Can you print the data exactly and leave out each image?

[Recorded data]
>>>

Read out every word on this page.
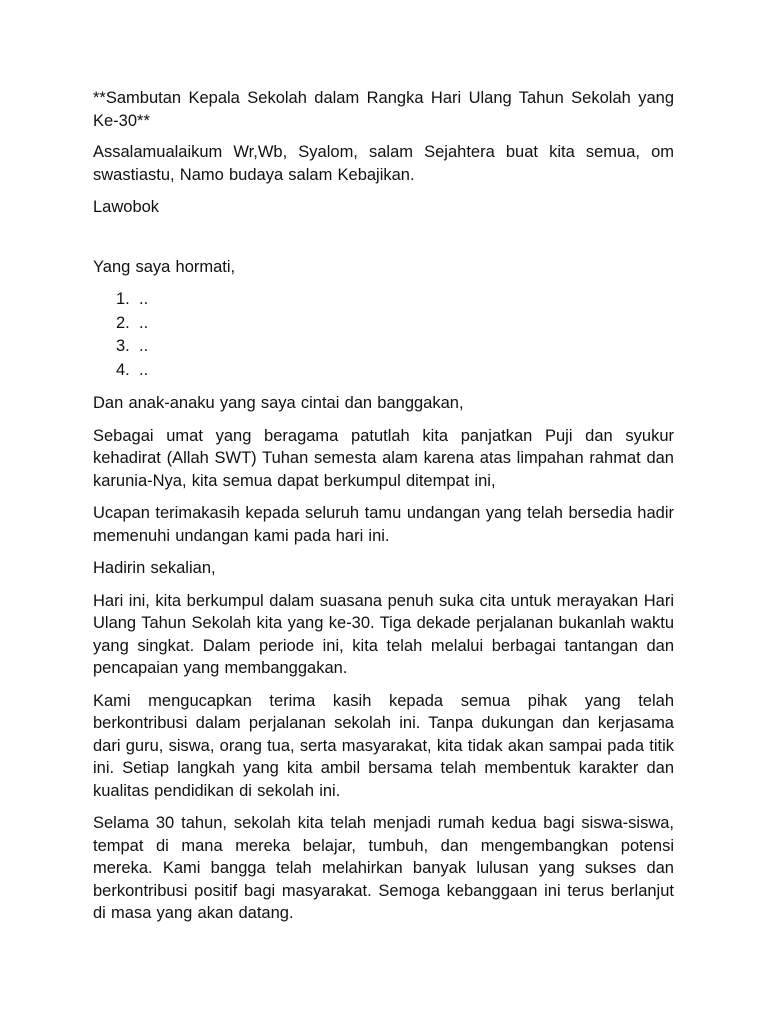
**Sambutan Kepala Sekolah dalam Rangka Hari Ulang Tahun Sekolah yang Ke-30**

Assalamualaikum Wr,Wb, Syalom, salam Sejahtera buat kita semua, om swastiastu, Namo budaya salam Kebajikan.

Lawobok

Yang saya hormati,

1. ..
2. ..
3. ..
4. ..

Dan anak-anaku yang saya cintai dan banggakan,

Sebagai umat yang beragama patutlah kita panjatkan Puji dan syukur kehadirat (Allah SWT) Tuhan semesta alam karena atas limpahan rahmat dan karunia-Nya, kita semua dapat berkumpul ditempat ini,

Ucapan terimakasih kepada seluruh tamu undangan yang telah bersedia hadir memenuhi undangan kami pada hari ini.

Hadirin sekalian,

Hari ini, kita berkumpul dalam suasana penuh suka cita untuk merayakan Hari Ulang Tahun Sekolah kita yang ke-30. Tiga dekade perjalanan bukanlah waktu yang singkat. Dalam periode ini, kita telah melalui berbagai tantangan dan pencapaian yang membanggakan.

Kami mengucapkan terima kasih kepada semua pihak yang telah berkontribusi dalam perjalanan sekolah ini. Tanpa dukungan dan kerjasama dari guru, siswa, orang tua, serta masyarakat, kita tidak akan sampai pada titik ini. Setiap langkah yang kita ambil bersama telah membentuk karakter dan kualitas pendidikan di sekolah ini.

Selama 30 tahun, sekolah kita telah menjadi rumah kedua bagi siswa-siswa, tempat di mana mereka belajar, tumbuh, dan mengembangkan potensi mereka. Kami bangga telah melahirkan banyak lulusan yang sukses dan berkontribusi positif bagi masyarakat. Semoga kebanggaan ini terus berlanjut di masa yang akan datang.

<<<

# EXERCISE SOLUTION
Read out every word on this page.
**Sambutan Kepala Sekolah dalam Rangka Hari Ulang Tahun Sekolah yang Ke-30**

Assalamualaikum Wr,Wb, Syalom, salam Sejahtera buat kita semua, om swastiastu, Namo budaya salam Kebajikan.

Lawobok

Yang saya hormati,

1. ..
2. ..
3. ..
4. ..

Dan anak-anaku yang saya cintai dan banggakan,

Sebagai umat yang beragama patutlah kita panjatkan Puji dan syukur kehadirat (Allah SWT) Tuhan semesta alam karena atas limpahan rahmat dan karunia-Nya, kita semua dapat berkumpul ditempat ini,

Ucapan terimakasih kepada seluruh tamu undangan yang telah bersedia hadir memenuhi undangan kami pada hari ini.

Hadirin sekalian,

Hari ini, kita berkumpul dalam suasana penuh suka cita untuk merayakan Hari Ulang Tahun Sekolah kita yang ke-30. Tiga dekade perjalanan bukanlah waktu yang singkat. Dalam periode ini, kita telah melalui berbagai tantangan dan pencapaian yang membanggakan.

Kami mengucapkan terima kasih kepada semua pihak yang telah berkontribusi dalam perjalanan sekolah ini. Tanpa dukungan dan kerjasama dari guru, siswa, orang tua, serta masyarakat, kita tidak akan sampai pada titik ini. Setiap langkah yang kita ambil bersama telah membentuk karakter dan kualitas pendidikan di sekolah ini.

Selama 30 tahun, sekolah kita telah menjadi rumah kedua bagi siswa-siswa, tempat di mana mereka belajar, tumbuh, dan mengembangkan potensi mereka. Kami bangga telah melahirkan banyak lulusan yang sukses dan berkontribusi positif bagi masyarakat. Semoga kebanggaan ini terus berlanjut di masa yang akan datang.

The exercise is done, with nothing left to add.